▸ **WHAT TO DO**
All the data should be repeated exactly. Any image in it is left out.

====================

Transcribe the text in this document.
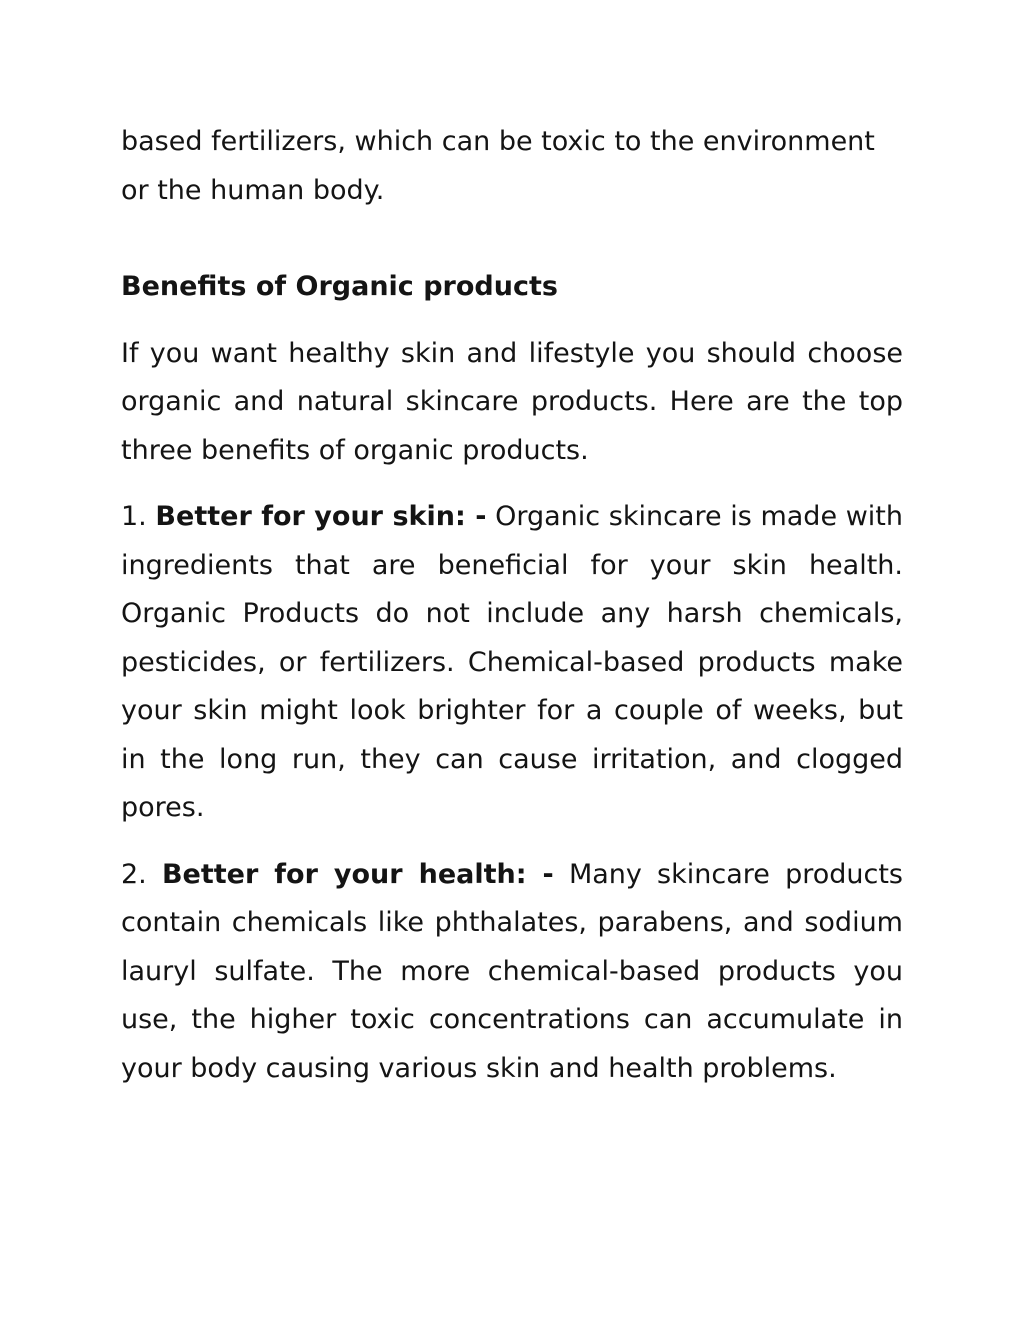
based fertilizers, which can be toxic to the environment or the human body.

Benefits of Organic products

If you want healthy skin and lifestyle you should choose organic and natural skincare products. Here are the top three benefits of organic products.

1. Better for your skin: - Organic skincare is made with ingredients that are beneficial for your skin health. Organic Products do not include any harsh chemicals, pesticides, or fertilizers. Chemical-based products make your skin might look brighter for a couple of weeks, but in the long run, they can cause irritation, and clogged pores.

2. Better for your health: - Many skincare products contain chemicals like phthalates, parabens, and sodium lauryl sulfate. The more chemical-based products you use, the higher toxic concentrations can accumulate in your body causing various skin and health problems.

====================

▸ **SOLUTION TO THE PROBLEM**
Transcribe the text in this document.
based fertilizers, which can be toxic to the environment or the human body.

Benefits of Organic products

If you want healthy skin and lifestyle you should choose organic and natural skincare products. Here are the top three benefits of organic products.

1. Better for your skin: - Organic skincare is made with ingredients that are beneficial for your skin health. Organic Products do not include any harsh chemicals, pesticides, or fertilizers. Chemical-based products make your skin might look brighter for a couple of weeks, but in the long run, they can cause irritation, and clogged pores.

2. Better for your health: - Many skincare products contain chemicals like phthalates, parabens, and sodium lauryl sulfate. The more chemical-based products you use, the higher toxic concentrations can accumulate in your body causing various skin and health problems.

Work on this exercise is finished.